> [抜粋本文]
-----

ここで、前記拡底鋼管の排土口に前記拡底支持翼の直下の土砂を通過させることによって、杭先端の周辺地盤の乱れが少なく、小さな圧入力で前記拡底鋼管杭を地盤に貫入させることが可能である。
【0007】
【本発明の実施の形態】
以下図面を参照しながら、本発明の拡底鋼管の実施の形態について説明する。
【0008】
<基本構成>
本発明の拡底鋼管は、少なくとも中空状の鋼管1と、前記鋼管1の外周面から外方へ拡大して設けた拡底支持翼2とより構成する。
前記拡底支持翼2は、直径が一方の縁部で小さく他方の縁部で大きい截頭円錐状に形成することが特徴である。
ここで、前記拡底鋼管を中空状の鋼管杭の先端部に取り付けて、拡底鋼管杭を構成するのが好ましい。

-----

> [作成内容] 抜粋本文の「ここで、前記拡底鋼管の排土口」から「管杭を構成するのが好ましい。」まで（両端を含む）を、「截頭円錐状」を「円錐台状」に置き換えて書き直してください。

> [提供データ]

-----

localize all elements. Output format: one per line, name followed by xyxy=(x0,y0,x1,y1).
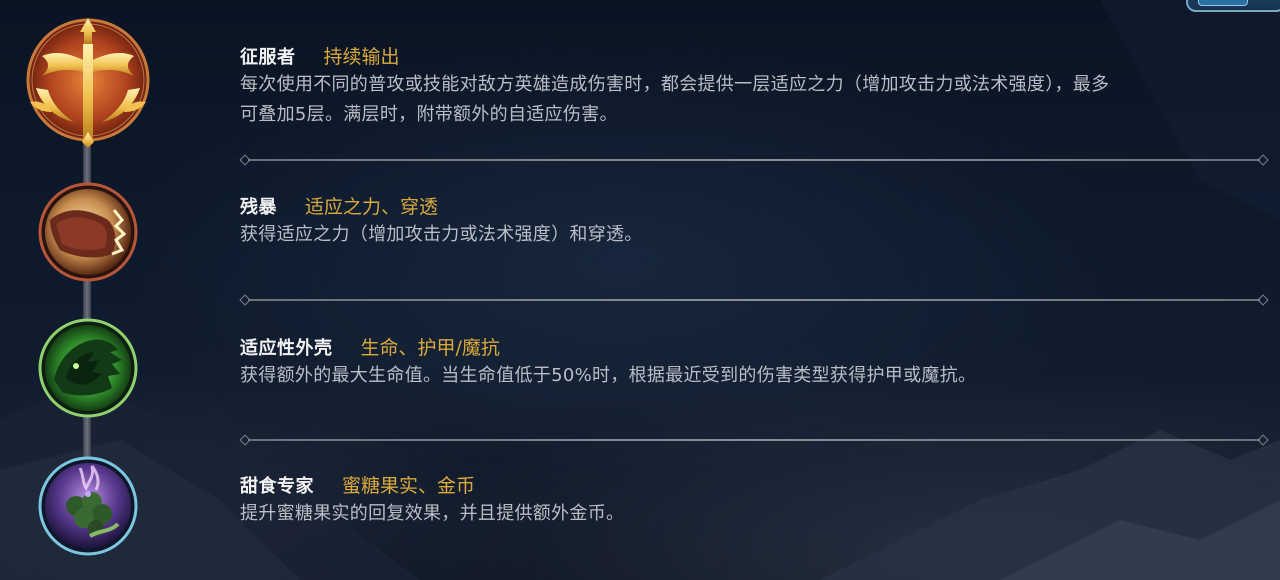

-----

> [正解]
ここで、前記拡底鋼管の排土口に前記拡底支持翼の直下の土砂を通過させることによって、杭先端の周辺地盤の乱れが少なく、小さな圧入力で前記拡底鋼管杭を地盤に貫入させることが可能である。
【0007】
【本発明の実施の形態】
以下図面を参照しながら、本発明の拡底鋼管の実施の形態について説明する。
【0008】
<基本構成>
本発明の拡底鋼管は、少なくとも中空状の鋼管1と、前記鋼管1の外周面から外方へ拡大して設けた拡底支持翼2とより構成する。
前記拡底支持翼2は、直径が一方の縁部で小さく他方の縁部で大きい円錐台状に形成することが特徴である。
ここで、前記拡底鋼管を中空状の鋼管杭の先端部に取り付けて、拡底鋼管杭を構成するのが好ましい。